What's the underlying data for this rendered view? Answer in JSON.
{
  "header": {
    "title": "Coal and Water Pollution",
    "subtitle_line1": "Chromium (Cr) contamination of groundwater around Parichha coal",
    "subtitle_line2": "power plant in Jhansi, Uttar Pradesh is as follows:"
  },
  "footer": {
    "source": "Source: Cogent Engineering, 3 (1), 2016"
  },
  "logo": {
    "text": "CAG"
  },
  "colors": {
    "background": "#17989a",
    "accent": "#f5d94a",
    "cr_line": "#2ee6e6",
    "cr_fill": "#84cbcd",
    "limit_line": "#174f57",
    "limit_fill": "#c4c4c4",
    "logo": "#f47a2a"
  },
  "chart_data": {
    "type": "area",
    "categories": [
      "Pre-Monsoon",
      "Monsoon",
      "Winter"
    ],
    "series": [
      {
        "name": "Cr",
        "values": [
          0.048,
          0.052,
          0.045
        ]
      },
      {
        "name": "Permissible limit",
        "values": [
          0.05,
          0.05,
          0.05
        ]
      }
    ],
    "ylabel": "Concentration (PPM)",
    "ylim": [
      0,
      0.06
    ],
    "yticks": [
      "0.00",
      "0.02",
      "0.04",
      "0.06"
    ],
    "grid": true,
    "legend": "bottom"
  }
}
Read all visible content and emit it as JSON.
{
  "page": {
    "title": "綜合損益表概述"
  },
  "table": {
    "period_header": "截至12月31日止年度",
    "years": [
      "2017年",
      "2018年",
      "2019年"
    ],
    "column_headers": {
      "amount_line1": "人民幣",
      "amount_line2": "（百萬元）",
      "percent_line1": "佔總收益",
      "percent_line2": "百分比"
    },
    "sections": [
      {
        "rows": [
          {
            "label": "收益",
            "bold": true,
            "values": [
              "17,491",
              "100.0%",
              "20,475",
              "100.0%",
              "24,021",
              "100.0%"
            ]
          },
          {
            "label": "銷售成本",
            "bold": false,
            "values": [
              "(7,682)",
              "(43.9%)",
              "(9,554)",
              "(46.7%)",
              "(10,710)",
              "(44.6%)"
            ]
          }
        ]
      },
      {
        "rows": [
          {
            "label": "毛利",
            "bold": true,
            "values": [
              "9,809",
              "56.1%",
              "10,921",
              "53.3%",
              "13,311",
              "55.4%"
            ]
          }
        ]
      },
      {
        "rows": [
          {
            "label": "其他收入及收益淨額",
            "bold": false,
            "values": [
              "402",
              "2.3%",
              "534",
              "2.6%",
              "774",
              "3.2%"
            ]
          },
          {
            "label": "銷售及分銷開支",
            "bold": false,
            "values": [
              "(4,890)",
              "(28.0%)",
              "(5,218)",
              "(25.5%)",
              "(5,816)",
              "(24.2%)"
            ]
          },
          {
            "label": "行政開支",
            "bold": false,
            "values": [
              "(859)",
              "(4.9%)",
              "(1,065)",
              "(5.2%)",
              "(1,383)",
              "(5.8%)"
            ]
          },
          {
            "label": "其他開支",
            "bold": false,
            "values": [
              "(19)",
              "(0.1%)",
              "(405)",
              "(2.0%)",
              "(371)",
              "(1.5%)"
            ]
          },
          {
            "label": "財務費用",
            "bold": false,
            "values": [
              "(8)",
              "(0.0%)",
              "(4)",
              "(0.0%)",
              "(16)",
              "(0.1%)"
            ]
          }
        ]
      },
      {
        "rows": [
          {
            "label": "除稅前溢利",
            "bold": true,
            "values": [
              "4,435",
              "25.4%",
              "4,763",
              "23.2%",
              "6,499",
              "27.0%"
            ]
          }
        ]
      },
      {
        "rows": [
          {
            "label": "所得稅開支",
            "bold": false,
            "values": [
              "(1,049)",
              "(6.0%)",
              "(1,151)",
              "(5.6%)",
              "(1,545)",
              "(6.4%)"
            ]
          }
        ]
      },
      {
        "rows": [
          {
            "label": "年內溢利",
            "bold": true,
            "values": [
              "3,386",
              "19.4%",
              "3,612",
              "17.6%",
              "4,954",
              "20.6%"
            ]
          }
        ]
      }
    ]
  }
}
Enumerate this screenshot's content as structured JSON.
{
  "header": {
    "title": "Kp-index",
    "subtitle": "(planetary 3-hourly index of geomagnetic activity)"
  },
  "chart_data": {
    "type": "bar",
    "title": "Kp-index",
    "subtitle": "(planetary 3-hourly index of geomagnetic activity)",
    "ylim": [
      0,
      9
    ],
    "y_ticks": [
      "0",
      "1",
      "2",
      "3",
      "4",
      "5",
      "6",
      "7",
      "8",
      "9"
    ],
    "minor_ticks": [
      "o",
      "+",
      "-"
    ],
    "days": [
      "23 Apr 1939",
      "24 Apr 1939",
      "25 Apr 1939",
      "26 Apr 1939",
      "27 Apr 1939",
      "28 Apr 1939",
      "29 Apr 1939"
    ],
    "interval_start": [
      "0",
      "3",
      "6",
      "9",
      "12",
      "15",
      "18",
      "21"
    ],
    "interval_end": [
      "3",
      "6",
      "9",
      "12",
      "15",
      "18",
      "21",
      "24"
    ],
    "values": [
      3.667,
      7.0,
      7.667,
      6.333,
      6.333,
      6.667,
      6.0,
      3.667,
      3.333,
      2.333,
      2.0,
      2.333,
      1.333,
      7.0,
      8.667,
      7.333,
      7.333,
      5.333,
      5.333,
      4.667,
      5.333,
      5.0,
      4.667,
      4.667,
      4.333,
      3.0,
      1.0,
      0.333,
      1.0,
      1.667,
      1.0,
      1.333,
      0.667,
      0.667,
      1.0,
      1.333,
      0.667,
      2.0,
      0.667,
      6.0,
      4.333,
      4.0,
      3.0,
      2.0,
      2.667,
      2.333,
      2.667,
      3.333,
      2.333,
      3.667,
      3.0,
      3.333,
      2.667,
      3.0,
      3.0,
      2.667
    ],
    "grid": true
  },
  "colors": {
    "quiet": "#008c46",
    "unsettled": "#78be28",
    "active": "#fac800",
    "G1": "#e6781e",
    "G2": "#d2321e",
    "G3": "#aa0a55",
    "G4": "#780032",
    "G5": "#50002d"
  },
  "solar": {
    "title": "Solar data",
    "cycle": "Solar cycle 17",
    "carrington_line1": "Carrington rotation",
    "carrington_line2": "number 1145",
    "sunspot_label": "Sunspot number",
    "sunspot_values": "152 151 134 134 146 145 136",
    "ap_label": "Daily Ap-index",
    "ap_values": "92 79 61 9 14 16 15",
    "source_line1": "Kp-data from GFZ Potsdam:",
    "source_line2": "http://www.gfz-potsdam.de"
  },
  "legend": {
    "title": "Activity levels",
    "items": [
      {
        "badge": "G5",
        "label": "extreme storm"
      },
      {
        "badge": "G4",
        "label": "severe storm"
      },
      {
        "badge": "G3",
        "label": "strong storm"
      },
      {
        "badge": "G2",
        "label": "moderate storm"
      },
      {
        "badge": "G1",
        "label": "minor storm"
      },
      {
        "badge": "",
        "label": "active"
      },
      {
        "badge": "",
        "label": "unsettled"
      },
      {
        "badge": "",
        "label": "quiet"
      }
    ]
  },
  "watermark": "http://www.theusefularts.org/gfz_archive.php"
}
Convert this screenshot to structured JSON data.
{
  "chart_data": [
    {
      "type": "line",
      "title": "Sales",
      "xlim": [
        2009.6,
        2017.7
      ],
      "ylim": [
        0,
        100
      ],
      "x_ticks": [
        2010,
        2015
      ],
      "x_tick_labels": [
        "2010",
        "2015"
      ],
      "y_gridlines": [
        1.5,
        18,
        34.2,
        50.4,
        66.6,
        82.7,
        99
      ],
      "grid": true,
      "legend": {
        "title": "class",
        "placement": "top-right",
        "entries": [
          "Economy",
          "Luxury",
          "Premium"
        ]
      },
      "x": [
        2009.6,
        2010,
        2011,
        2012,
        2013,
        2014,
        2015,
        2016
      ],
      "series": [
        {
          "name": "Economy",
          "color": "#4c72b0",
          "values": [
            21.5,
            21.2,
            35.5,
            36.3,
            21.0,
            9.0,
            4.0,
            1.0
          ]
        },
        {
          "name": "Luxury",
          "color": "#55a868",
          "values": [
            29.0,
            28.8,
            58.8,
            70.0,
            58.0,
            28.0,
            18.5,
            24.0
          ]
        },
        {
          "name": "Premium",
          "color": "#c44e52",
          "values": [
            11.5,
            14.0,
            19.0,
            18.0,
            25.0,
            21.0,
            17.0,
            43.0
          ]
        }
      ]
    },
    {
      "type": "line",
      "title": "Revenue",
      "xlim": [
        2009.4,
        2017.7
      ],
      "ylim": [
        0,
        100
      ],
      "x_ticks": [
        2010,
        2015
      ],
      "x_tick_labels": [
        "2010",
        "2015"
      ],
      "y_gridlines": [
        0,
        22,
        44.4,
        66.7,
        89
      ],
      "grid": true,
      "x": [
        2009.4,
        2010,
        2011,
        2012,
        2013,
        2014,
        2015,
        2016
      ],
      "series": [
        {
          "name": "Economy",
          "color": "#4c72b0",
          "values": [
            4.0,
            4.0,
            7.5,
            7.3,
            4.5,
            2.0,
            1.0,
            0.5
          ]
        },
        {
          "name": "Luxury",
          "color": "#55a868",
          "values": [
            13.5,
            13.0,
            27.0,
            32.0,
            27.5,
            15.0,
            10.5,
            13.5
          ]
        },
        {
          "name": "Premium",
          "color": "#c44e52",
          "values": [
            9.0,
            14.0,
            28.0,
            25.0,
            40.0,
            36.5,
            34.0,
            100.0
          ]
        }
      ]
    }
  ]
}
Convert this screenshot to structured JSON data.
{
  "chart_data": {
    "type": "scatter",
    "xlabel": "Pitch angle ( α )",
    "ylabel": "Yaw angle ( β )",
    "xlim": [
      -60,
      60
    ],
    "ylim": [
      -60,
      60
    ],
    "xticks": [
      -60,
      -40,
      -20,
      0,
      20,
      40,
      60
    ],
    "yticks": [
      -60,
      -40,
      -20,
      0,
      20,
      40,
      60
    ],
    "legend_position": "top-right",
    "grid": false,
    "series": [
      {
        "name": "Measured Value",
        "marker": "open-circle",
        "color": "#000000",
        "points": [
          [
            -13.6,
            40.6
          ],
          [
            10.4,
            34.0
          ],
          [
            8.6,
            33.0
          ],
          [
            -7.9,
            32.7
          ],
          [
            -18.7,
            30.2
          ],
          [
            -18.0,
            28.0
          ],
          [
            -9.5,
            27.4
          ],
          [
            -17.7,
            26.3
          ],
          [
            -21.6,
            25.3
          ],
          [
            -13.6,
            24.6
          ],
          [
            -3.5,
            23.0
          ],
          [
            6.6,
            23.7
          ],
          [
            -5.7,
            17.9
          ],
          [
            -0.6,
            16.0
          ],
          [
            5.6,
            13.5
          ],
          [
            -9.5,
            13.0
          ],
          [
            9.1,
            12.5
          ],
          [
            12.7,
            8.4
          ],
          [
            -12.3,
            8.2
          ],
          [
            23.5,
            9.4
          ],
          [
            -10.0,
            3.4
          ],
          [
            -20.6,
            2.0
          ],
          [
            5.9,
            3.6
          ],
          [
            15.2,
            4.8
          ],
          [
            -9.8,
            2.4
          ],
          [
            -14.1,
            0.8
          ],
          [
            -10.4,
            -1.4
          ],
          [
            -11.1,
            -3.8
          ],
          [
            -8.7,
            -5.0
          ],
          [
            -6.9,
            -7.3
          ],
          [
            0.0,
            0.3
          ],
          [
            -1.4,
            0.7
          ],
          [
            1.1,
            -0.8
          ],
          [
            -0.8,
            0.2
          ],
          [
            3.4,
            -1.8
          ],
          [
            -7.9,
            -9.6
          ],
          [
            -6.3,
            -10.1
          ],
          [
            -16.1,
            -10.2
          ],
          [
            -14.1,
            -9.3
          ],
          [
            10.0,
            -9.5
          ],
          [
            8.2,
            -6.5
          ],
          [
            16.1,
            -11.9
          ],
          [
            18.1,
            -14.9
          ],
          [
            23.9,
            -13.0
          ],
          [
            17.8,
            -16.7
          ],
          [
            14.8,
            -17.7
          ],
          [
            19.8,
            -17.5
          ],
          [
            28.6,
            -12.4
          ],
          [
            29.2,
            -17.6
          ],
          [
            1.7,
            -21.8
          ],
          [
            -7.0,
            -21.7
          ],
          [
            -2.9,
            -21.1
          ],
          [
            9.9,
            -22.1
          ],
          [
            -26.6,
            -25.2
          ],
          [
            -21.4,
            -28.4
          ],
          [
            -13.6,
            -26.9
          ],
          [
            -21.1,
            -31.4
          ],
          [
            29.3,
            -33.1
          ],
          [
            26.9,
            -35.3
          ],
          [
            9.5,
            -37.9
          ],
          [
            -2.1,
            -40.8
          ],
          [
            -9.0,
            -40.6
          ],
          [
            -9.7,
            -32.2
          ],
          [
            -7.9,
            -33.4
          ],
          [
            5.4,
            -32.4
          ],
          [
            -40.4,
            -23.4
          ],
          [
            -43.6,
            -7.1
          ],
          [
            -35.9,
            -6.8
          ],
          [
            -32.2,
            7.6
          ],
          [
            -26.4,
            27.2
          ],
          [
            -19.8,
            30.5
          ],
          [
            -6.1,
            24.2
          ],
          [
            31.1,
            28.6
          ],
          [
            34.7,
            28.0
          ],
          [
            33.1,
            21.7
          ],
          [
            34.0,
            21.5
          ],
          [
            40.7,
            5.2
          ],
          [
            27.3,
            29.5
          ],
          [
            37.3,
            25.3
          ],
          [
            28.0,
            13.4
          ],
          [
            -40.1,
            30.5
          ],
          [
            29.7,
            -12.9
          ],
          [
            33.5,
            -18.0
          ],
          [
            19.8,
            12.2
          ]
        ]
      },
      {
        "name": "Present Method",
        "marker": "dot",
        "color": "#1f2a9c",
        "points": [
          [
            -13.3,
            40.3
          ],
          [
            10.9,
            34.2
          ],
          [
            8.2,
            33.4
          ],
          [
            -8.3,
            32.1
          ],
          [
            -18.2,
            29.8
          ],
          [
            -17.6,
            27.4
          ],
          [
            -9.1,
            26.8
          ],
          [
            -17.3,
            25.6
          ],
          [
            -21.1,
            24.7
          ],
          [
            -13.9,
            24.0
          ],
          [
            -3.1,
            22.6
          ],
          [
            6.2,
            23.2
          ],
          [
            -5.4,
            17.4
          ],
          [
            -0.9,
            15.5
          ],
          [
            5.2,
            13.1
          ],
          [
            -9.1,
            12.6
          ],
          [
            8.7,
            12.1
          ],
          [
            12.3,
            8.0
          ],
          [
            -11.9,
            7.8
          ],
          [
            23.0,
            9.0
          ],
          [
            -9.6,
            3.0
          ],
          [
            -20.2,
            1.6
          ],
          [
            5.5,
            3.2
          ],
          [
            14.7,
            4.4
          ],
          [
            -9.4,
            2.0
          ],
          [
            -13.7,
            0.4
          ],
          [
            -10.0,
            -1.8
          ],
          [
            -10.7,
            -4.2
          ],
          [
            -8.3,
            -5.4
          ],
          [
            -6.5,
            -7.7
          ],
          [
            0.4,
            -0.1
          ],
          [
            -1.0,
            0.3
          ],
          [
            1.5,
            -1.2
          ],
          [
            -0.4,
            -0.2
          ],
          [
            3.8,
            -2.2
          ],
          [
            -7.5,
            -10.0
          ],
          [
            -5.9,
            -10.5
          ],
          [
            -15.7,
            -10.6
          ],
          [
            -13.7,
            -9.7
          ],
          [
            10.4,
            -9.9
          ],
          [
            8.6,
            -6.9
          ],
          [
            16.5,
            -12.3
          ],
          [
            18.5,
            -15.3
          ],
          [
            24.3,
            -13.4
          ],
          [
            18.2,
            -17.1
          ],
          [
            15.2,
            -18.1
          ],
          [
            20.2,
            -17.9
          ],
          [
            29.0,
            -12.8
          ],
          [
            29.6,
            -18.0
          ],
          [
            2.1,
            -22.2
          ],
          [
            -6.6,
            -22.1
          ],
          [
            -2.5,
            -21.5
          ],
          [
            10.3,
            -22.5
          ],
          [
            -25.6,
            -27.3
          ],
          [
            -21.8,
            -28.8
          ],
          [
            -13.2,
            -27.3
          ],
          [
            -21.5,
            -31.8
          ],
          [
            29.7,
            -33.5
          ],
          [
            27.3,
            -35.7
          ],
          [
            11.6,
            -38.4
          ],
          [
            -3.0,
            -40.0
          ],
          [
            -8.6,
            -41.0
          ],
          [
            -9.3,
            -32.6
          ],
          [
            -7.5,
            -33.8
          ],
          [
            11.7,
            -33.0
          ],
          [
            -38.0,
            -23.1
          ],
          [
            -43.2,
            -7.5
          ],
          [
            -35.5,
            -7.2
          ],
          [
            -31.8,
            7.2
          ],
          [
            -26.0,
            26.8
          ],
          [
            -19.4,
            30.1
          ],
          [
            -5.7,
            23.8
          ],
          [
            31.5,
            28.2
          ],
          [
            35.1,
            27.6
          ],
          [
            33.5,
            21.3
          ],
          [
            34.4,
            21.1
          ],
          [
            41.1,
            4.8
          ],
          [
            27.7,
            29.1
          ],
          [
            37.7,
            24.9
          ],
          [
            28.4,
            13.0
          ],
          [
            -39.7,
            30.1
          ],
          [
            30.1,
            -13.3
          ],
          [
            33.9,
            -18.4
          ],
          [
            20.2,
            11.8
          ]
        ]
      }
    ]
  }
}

====

- **Stated task**
Your answer should be a single number: the count of lines in the data that include the word "index".

- **Finished answer**
5